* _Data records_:
========================

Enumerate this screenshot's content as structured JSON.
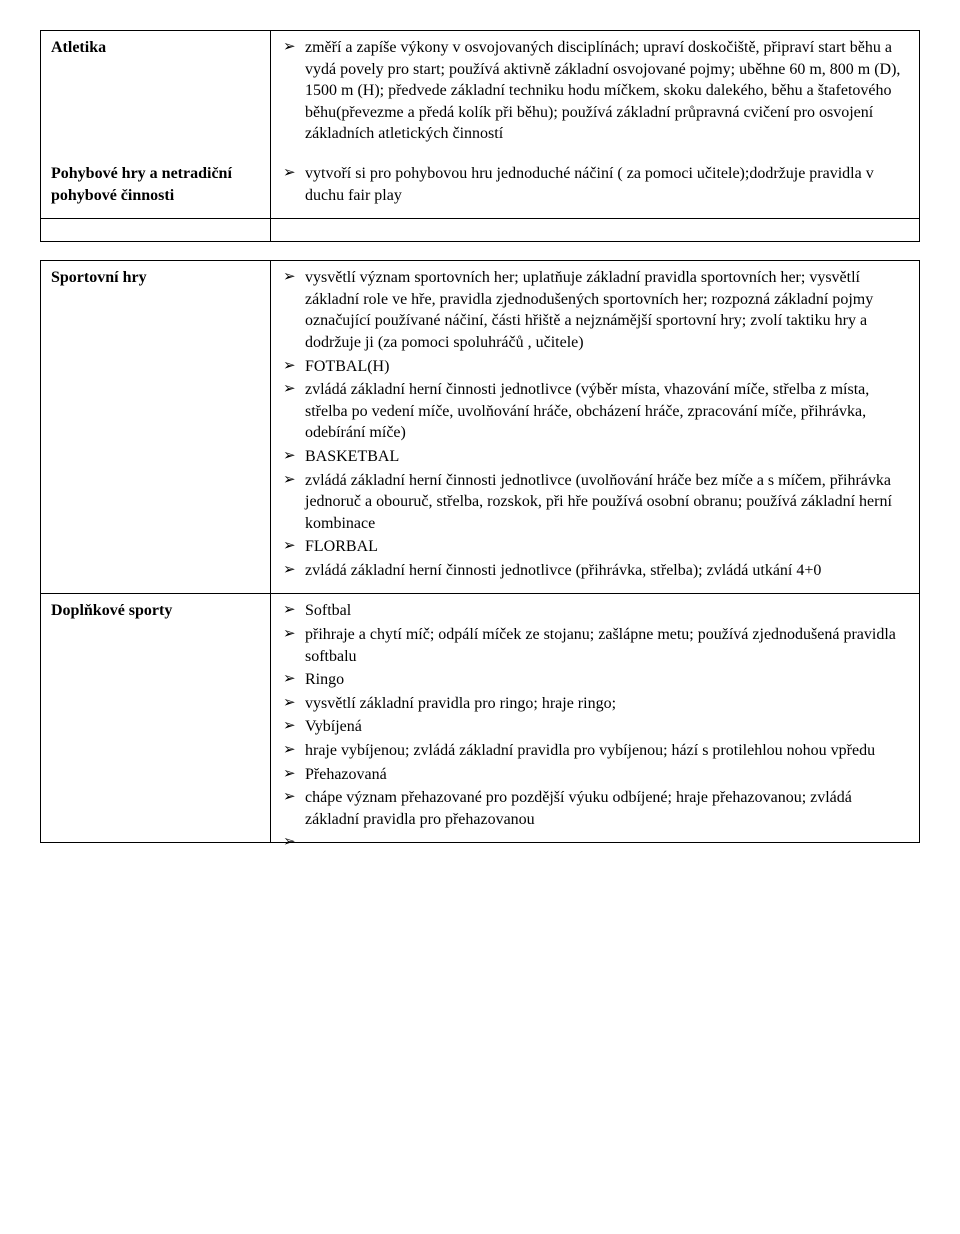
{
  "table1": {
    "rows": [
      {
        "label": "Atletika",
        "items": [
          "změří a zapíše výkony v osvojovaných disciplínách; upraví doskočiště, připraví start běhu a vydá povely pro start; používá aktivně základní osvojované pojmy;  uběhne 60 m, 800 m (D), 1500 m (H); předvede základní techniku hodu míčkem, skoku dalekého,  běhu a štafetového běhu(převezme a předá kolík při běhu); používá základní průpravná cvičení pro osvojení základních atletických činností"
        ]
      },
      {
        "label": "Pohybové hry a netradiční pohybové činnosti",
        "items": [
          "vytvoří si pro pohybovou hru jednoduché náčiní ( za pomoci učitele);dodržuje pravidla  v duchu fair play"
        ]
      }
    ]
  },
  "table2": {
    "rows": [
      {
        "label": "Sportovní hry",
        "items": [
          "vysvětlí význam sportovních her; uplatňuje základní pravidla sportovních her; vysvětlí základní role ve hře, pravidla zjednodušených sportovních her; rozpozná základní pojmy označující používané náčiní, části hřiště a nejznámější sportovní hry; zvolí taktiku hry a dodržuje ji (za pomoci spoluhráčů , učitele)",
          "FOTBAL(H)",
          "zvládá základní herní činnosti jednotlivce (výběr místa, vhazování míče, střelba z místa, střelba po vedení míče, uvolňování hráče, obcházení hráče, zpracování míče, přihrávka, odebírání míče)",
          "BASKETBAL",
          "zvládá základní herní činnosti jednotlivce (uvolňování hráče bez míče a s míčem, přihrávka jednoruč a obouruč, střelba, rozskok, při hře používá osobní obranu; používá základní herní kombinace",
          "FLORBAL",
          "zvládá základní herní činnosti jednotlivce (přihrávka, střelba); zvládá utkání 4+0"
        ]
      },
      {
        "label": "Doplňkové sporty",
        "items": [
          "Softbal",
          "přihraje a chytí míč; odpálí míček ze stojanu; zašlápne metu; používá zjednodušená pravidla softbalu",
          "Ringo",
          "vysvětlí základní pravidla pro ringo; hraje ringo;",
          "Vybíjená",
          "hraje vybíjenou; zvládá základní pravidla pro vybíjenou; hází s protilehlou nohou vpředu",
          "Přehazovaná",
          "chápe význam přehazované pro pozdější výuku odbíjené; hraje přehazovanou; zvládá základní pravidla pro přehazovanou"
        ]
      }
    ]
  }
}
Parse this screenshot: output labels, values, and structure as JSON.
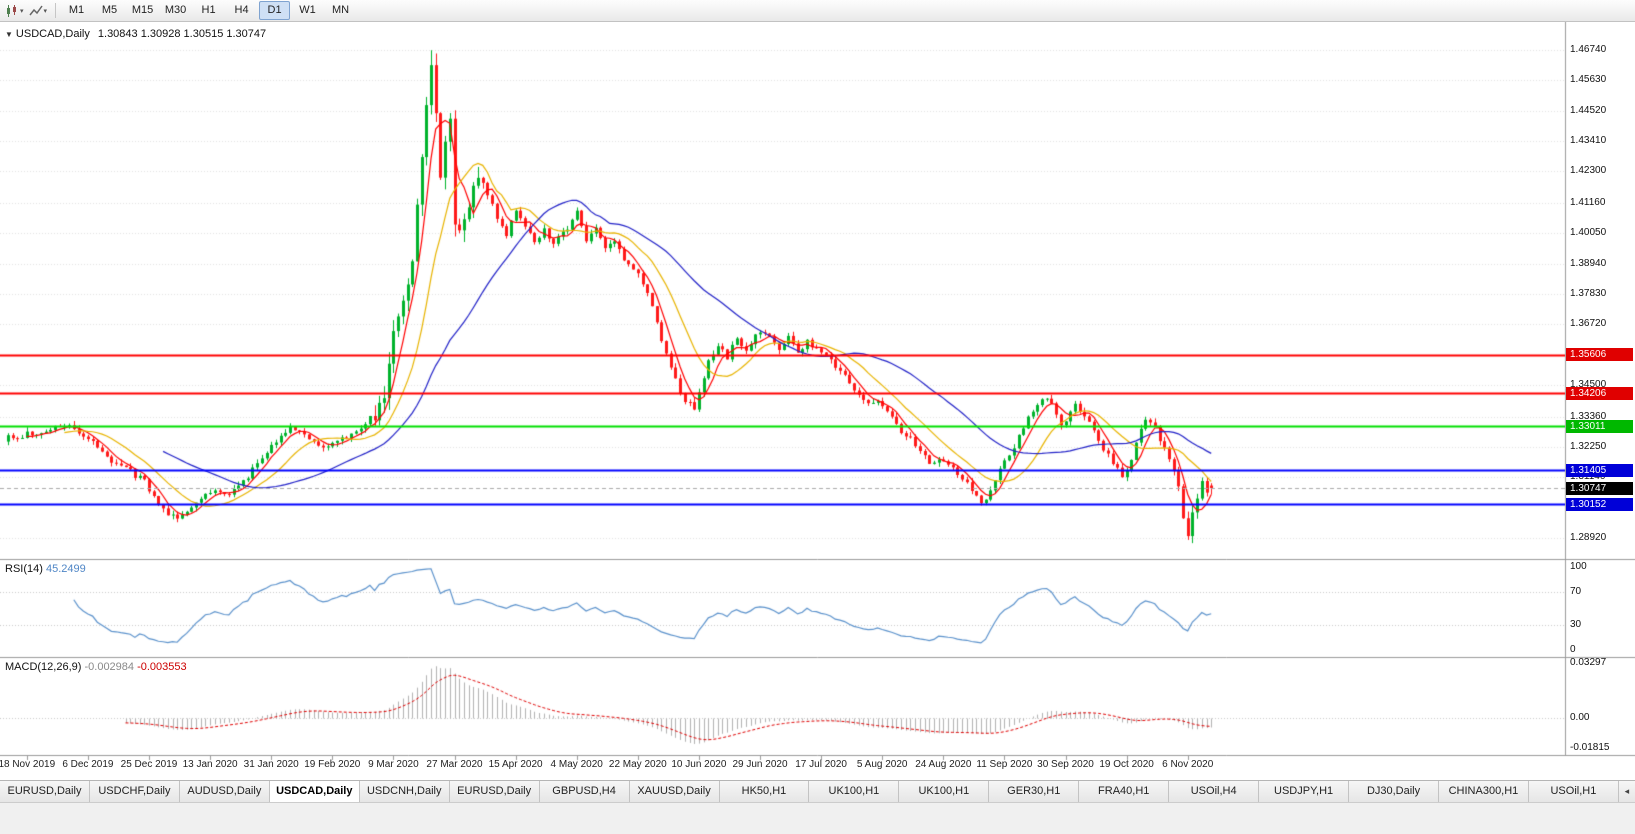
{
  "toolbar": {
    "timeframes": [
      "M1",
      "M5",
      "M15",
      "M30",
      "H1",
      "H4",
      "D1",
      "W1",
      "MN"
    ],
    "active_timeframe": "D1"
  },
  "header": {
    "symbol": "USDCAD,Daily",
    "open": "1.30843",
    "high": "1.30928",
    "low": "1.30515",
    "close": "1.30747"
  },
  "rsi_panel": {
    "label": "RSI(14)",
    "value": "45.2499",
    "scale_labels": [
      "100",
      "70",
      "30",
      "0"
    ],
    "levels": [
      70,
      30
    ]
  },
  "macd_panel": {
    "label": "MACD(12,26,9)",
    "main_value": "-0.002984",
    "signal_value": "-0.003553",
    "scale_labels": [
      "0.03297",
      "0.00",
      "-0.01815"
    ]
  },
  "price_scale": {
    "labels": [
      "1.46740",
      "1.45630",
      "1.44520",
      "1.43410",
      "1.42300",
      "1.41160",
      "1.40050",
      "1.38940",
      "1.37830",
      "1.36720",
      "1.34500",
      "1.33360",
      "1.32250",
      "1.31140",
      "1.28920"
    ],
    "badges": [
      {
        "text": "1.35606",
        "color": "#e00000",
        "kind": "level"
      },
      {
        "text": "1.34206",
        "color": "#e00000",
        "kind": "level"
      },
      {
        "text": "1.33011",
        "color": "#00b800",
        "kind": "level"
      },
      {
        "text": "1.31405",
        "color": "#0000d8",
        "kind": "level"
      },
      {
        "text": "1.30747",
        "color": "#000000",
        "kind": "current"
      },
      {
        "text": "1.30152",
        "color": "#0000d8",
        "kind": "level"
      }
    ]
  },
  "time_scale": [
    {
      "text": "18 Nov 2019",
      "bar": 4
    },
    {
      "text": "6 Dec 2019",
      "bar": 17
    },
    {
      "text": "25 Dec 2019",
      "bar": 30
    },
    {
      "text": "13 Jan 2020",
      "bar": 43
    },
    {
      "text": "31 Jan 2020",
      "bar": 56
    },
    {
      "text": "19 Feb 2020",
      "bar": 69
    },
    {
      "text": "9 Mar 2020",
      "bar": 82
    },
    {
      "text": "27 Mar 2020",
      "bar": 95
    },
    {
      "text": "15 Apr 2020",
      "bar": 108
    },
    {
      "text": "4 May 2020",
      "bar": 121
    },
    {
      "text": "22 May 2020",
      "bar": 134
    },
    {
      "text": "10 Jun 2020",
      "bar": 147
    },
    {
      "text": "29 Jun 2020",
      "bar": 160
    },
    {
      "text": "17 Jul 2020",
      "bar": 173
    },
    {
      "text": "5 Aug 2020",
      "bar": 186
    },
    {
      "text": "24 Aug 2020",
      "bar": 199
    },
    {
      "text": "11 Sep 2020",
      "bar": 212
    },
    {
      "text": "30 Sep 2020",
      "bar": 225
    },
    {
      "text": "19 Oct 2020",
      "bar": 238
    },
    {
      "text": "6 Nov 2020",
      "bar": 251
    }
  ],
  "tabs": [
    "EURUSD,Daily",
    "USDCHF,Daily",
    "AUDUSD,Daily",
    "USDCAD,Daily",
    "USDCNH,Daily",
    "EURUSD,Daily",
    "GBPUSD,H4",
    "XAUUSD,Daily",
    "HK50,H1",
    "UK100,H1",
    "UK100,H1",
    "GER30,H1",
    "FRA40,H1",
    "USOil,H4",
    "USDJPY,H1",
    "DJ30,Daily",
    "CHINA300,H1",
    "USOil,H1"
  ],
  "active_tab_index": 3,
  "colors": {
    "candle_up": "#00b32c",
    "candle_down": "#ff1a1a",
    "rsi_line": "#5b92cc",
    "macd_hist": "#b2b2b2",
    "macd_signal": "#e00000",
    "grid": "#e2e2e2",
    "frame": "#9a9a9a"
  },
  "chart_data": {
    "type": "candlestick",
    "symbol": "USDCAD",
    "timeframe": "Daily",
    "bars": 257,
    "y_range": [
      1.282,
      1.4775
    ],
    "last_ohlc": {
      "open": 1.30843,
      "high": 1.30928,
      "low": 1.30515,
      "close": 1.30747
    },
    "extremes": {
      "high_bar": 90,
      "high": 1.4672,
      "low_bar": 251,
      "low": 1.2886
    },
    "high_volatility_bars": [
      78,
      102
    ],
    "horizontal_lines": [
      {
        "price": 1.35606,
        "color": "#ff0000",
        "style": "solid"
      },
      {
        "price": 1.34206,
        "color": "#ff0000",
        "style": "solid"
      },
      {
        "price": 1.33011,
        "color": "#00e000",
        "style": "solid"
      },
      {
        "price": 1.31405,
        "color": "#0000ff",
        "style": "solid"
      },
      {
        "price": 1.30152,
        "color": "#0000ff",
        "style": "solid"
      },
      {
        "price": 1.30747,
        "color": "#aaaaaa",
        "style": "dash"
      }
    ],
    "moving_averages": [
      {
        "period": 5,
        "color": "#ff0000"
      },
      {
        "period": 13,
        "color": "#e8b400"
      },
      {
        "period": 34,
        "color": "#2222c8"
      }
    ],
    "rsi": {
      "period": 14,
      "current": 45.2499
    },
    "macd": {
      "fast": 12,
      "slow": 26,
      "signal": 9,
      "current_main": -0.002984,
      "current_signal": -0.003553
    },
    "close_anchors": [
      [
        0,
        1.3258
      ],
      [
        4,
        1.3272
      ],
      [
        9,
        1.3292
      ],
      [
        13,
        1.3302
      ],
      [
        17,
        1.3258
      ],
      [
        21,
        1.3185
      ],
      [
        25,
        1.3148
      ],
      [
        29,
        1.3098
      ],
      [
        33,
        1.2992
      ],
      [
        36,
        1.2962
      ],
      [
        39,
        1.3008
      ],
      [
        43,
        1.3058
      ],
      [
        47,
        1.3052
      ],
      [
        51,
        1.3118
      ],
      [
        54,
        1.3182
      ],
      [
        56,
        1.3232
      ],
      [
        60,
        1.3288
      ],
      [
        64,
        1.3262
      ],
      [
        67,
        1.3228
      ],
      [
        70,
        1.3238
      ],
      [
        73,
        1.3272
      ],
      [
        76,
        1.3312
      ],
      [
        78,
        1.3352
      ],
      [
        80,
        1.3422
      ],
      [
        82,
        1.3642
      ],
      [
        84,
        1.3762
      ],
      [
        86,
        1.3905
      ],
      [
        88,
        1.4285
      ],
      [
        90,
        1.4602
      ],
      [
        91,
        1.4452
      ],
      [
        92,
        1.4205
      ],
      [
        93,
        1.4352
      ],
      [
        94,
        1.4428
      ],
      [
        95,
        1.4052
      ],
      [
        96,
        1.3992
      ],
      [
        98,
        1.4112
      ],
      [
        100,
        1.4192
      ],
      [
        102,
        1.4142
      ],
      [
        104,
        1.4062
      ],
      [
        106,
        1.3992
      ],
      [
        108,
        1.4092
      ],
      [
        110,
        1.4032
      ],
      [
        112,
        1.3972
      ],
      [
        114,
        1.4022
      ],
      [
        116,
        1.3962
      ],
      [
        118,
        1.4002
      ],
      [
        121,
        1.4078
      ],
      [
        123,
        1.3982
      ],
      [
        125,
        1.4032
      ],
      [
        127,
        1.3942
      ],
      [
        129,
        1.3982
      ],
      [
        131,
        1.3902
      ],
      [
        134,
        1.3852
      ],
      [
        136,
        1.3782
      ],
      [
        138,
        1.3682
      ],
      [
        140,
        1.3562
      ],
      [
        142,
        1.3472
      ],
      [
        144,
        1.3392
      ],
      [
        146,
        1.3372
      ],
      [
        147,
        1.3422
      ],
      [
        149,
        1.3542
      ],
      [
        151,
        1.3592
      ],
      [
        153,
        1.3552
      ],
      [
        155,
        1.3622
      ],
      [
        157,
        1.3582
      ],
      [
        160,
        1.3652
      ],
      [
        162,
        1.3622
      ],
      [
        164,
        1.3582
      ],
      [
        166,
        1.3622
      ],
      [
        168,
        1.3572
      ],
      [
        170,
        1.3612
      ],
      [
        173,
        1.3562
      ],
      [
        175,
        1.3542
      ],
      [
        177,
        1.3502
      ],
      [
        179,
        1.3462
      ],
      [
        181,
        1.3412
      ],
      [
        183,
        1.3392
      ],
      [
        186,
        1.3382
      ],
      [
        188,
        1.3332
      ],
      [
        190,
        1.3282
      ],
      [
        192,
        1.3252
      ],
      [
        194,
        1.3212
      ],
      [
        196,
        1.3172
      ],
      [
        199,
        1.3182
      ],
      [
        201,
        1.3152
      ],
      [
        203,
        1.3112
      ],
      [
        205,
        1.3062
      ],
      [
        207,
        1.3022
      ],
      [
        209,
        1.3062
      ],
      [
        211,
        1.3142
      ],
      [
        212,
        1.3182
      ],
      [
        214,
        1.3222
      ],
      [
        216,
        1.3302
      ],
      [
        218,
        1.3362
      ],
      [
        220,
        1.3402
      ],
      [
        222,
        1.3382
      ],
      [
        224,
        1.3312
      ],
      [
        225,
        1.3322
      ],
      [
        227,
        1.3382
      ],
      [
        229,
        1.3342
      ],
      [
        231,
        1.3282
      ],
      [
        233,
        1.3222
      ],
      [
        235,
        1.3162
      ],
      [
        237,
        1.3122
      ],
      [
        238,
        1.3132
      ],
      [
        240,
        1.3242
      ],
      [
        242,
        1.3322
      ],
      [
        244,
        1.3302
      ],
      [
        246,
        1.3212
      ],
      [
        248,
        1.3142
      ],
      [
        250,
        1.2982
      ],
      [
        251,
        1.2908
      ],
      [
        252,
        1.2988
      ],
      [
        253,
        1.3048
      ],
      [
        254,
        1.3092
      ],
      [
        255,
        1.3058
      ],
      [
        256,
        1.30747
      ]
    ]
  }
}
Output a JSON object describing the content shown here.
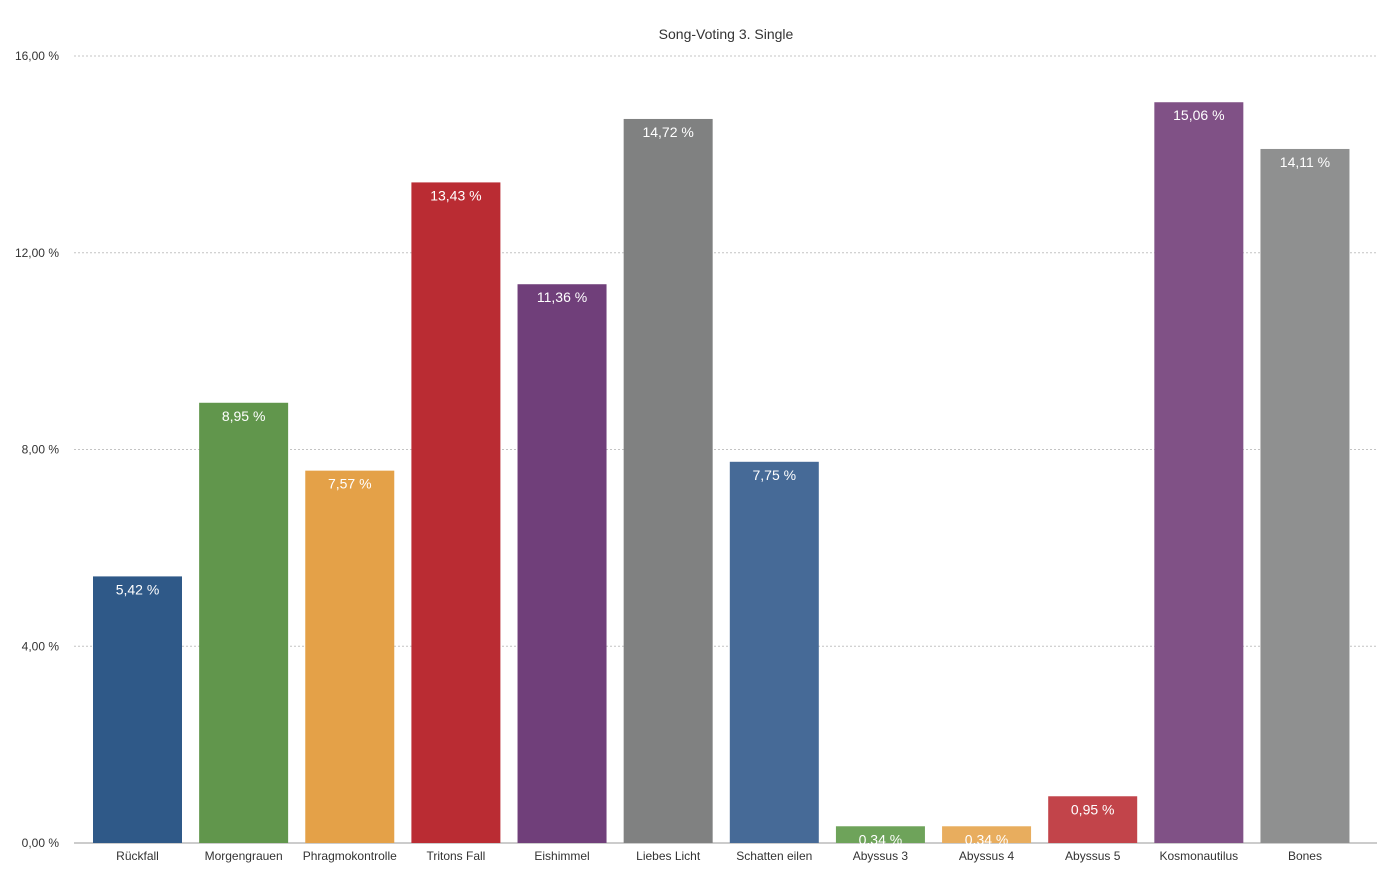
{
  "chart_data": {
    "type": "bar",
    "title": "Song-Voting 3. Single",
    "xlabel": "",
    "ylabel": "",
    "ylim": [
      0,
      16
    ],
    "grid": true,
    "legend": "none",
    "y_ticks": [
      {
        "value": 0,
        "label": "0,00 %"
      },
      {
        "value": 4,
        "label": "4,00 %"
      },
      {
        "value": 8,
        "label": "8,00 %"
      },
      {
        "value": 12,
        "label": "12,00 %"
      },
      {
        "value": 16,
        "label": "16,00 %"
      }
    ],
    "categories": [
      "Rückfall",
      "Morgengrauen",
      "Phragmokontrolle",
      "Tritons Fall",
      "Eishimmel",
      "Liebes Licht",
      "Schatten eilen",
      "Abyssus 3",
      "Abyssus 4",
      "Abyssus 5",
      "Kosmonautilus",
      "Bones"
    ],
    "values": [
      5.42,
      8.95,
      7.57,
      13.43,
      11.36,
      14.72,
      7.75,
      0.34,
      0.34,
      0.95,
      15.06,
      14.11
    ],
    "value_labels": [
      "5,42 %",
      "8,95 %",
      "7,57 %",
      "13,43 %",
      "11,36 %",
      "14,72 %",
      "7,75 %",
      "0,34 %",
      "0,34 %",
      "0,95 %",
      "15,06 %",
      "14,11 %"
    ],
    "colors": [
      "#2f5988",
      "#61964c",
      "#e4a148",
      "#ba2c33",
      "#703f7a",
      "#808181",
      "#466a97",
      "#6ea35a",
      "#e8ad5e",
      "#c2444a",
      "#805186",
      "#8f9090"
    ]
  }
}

========================

* _What you are asked to do_: Sift through the entries and copy every line with "values".

* _Final result_:
Parse this screenshot: output labels, values, and structure as JSON.
    "values": [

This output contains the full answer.